::: Available records :::

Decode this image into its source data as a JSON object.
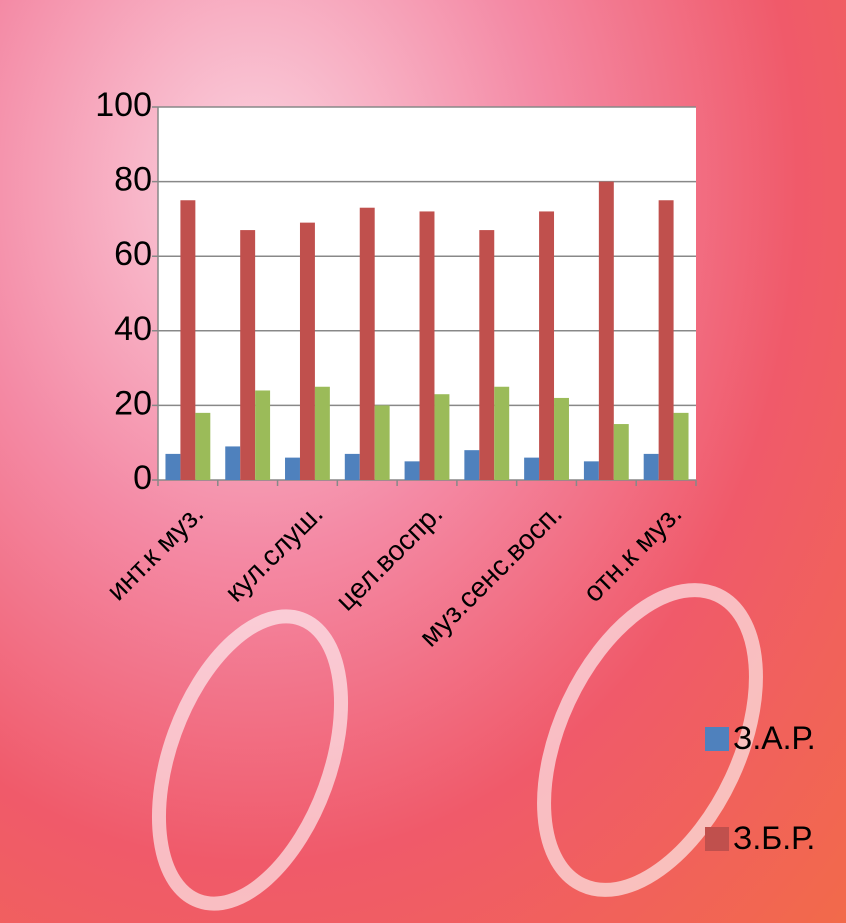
{
  "chart_data": {
    "type": "bar",
    "categories": [
      "инт.к муз.",
      null,
      "кул.слуш.",
      null,
      "цел.воспр.",
      null,
      "муз.сенс.восп.",
      null,
      "отн.к муз."
    ],
    "series": [
      {
        "name": "З.А.Р.",
        "color": "#4f81bd",
        "values": [
          7,
          9,
          6,
          7,
          5,
          8,
          6,
          5,
          7
        ]
      },
      {
        "name": "З.Б.Р.",
        "color": "#c0504d",
        "values": [
          75,
          67,
          69,
          73,
          72,
          67,
          72,
          80,
          75
        ]
      },
      {
        "color": "#9bbb59",
        "values": [
          18,
          24,
          25,
          20,
          23,
          25,
          22,
          15,
          18
        ]
      }
    ],
    "ylim": [
      0,
      100
    ],
    "yticks": [
      0,
      20,
      40,
      60,
      80,
      100
    ],
    "grid": true
  }
}
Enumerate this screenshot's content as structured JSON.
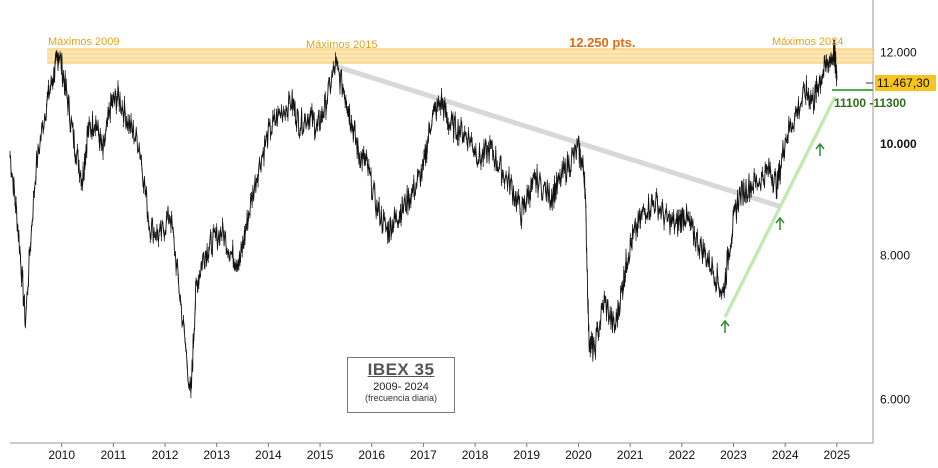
{
  "chart_data": {
    "type": "line",
    "title": "IBEX 35",
    "subtitle": "2009- 2024",
    "note": "(frecuencia diaria)",
    "x_ticks": [
      "2010",
      "2011",
      "2012",
      "2013",
      "2014",
      "2015",
      "2016",
      "2017",
      "2018",
      "2019",
      "2020",
      "2021",
      "2022",
      "2023",
      "2024",
      "2025"
    ],
    "y_ticks": [
      "6.000",
      "8.000",
      "10.000",
      "12.000"
    ],
    "y_tick_values": [
      6000,
      8000,
      10000,
      12000
    ],
    "ylim": [
      5500,
      13200
    ],
    "xlim": [
      2009.0,
      2025.7
    ],
    "scale": "log",
    "series": [
      {
        "values_x": [
          2009.0,
          2009.15,
          2009.3,
          2009.5,
          2009.7,
          2009.85,
          2009.95,
          2010.1,
          2010.25,
          2010.4,
          2010.5,
          2010.65,
          2010.8,
          2010.95,
          2011.1,
          2011.3,
          2011.5,
          2011.7,
          2011.9,
          2012.1,
          2012.3,
          2012.5,
          2012.6,
          2012.75,
          2012.9,
          2013.1,
          2013.3,
          2013.45,
          2013.6,
          2013.8,
          2014.0,
          2014.2,
          2014.45,
          2014.6,
          2014.8,
          2014.95,
          2015.1,
          2015.3,
          2015.5,
          2015.6,
          2015.75,
          2015.9,
          2016.1,
          2016.3,
          2016.45,
          2016.6,
          2016.8,
          2017.0,
          2017.15,
          2017.35,
          2017.5,
          2017.7,
          2017.9,
          2018.1,
          2018.3,
          2018.5,
          2018.7,
          2018.9,
          2019.05,
          2019.2,
          2019.45,
          2019.6,
          2019.8,
          2020.0,
          2020.12,
          2020.2,
          2020.3,
          2020.5,
          2020.7,
          2020.85,
          2020.95,
          2021.1,
          2021.3,
          2021.5,
          2021.7,
          2021.9,
          2022.05,
          2022.2,
          2022.4,
          2022.6,
          2022.8,
          2022.95,
          2023.1,
          2023.3,
          2023.5,
          2023.7,
          2023.85,
          2024.0,
          2024.2,
          2024.4,
          2024.55,
          2024.65,
          2024.8,
          2024.95,
          2025.0
        ],
        "values_y": [
          9800,
          8500,
          7000,
          9500,
          10800,
          11500,
          12000,
          11000,
          10000,
          9300,
          10200,
          10500,
          9800,
          10800,
          11000,
          10400,
          10000,
          8500,
          8300,
          8700,
          7300,
          6000,
          7500,
          8000,
          8200,
          8400,
          8000,
          7900,
          8600,
          9500,
          10200,
          10600,
          10900,
          10400,
          10600,
          10300,
          10800,
          11700,
          11000,
          10500,
          9800,
          9600,
          8800,
          8400,
          8600,
          8800,
          9100,
          9500,
          10500,
          10900,
          10400,
          10300,
          10100,
          9700,
          9900,
          9500,
          9200,
          8700,
          9100,
          9300,
          9000,
          9200,
          9600,
          9900,
          9400,
          6800,
          6600,
          7300,
          6900,
          7500,
          8000,
          8400,
          8800,
          8900,
          8600,
          8500,
          8700,
          8400,
          8100,
          7800,
          7400,
          8300,
          9000,
          9200,
          9300,
          9500,
          9200,
          10100,
          10600,
          11100,
          10900,
          11300,
          11700,
          12000,
          11467
        ]
      }
    ],
    "annotations": {
      "max_2009": "Máximos 2009",
      "max_2015": "Máximos 2015",
      "max_2024": "Máximos 2024",
      "level": "12.250 pts.",
      "last_price": "11.467,30",
      "support": "11100 -11300"
    },
    "colors": {
      "price_line": "#111111",
      "resistance_band": "#f9d27a",
      "resistance_text": "#e8a21a",
      "level_text": "#e26b10",
      "trendline_down": "#d8d8d8",
      "trendline_up": "#bde8b0",
      "arrow": "#2e8b2e",
      "support_line": "#4caf50",
      "support_text": "#2f6d1a",
      "price_tag": "#f7c41b"
    }
  }
}
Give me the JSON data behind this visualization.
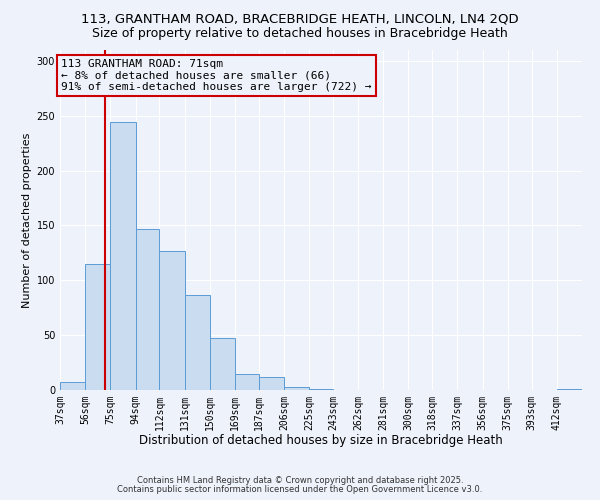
{
  "title1": "113, GRANTHAM ROAD, BRACEBRIDGE HEATH, LINCOLN, LN4 2QD",
  "title2": "Size of property relative to detached houses in Bracebridge Heath",
  "xlabel": "Distribution of detached houses by size in Bracebridge Heath",
  "ylabel": "Number of detached properties",
  "bin_labels": [
    "37sqm",
    "56sqm",
    "75sqm",
    "94sqm",
    "112sqm",
    "131sqm",
    "150sqm",
    "169sqm",
    "187sqm",
    "206sqm",
    "225sqm",
    "243sqm",
    "262sqm",
    "281sqm",
    "300sqm",
    "318sqm",
    "337sqm",
    "356sqm",
    "375sqm",
    "393sqm",
    "412sqm"
  ],
  "bin_edges": [
    37,
    56,
    75,
    94,
    112,
    131,
    150,
    169,
    187,
    206,
    225,
    243,
    262,
    281,
    300,
    318,
    337,
    356,
    375,
    393,
    412,
    431
  ],
  "bar_heights": [
    7,
    115,
    244,
    147,
    127,
    87,
    47,
    15,
    12,
    3,
    1,
    0,
    0,
    0,
    0,
    0,
    0,
    0,
    0,
    0,
    1
  ],
  "bar_color": "#c9dcf0",
  "bar_edge_color": "#5b9bd5",
  "vline_color": "#cc0000",
  "vline_x": 71,
  "annotation_line1": "113 GRANTHAM ROAD: 71sqm",
  "annotation_line2": "← 8% of detached houses are smaller (66)",
  "annotation_line3": "91% of semi-detached houses are larger (722) →",
  "annotation_box_color": "#cc0000",
  "ylim": [
    0,
    310
  ],
  "yticks": [
    0,
    50,
    100,
    150,
    200,
    250,
    300
  ],
  "footer1": "Contains HM Land Registry data © Crown copyright and database right 2025.",
  "footer2": "Contains public sector information licensed under the Open Government Licence v3.0.",
  "bg_color": "#eef2fb",
  "grid_color": "#ffffff",
  "title1_fontsize": 9.5,
  "title2_fontsize": 9,
  "xlabel_fontsize": 8.5,
  "ylabel_fontsize": 8,
  "tick_fontsize": 7,
  "annotation_fontsize": 8,
  "footer_fontsize": 6
}
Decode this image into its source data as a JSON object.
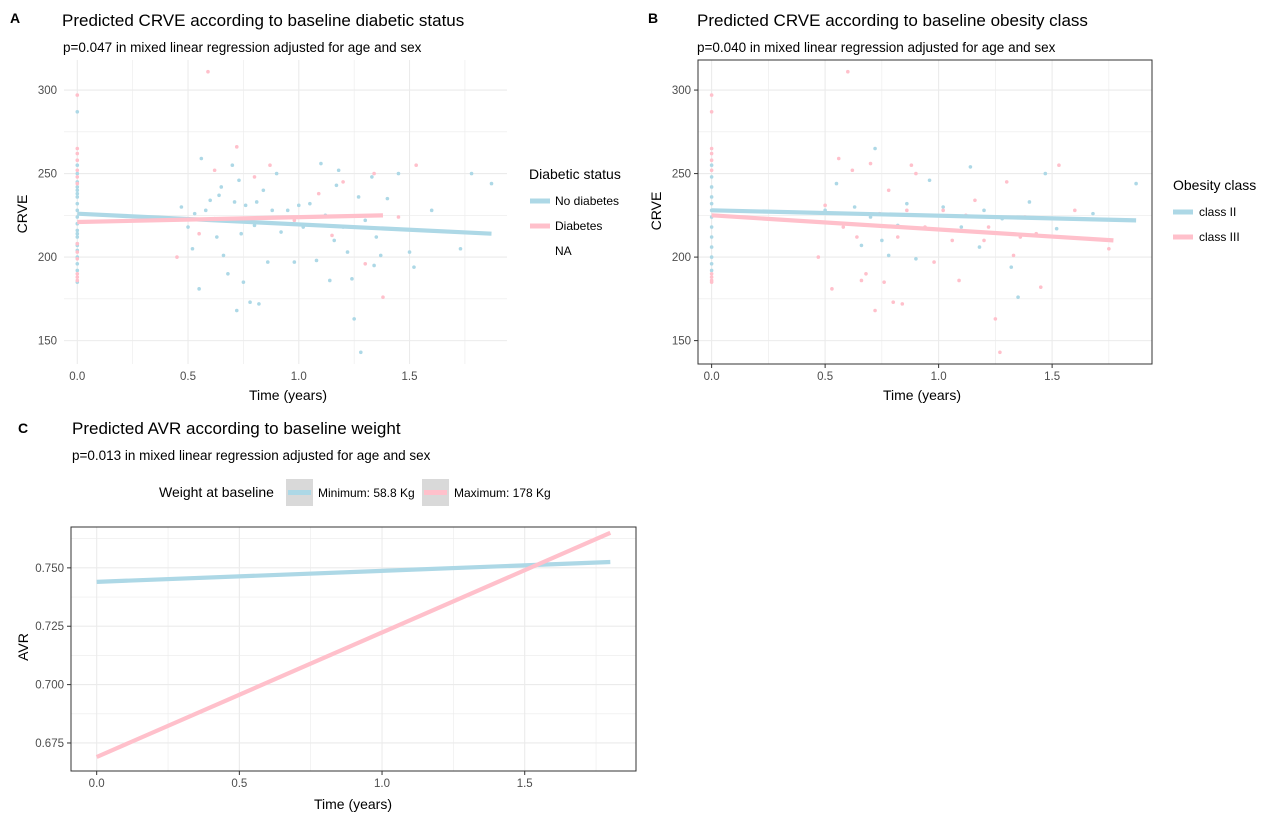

:::

**Your goal:** Isolate the lines that hold the word "Contains" and copy all of them.

**Finished task:**
  "footer1": "Contains HM Land Registry data © Crown copyright and database right 2025.",
  "footer2": "Contains public sector information licensed under the Open Government Licence v3.0.",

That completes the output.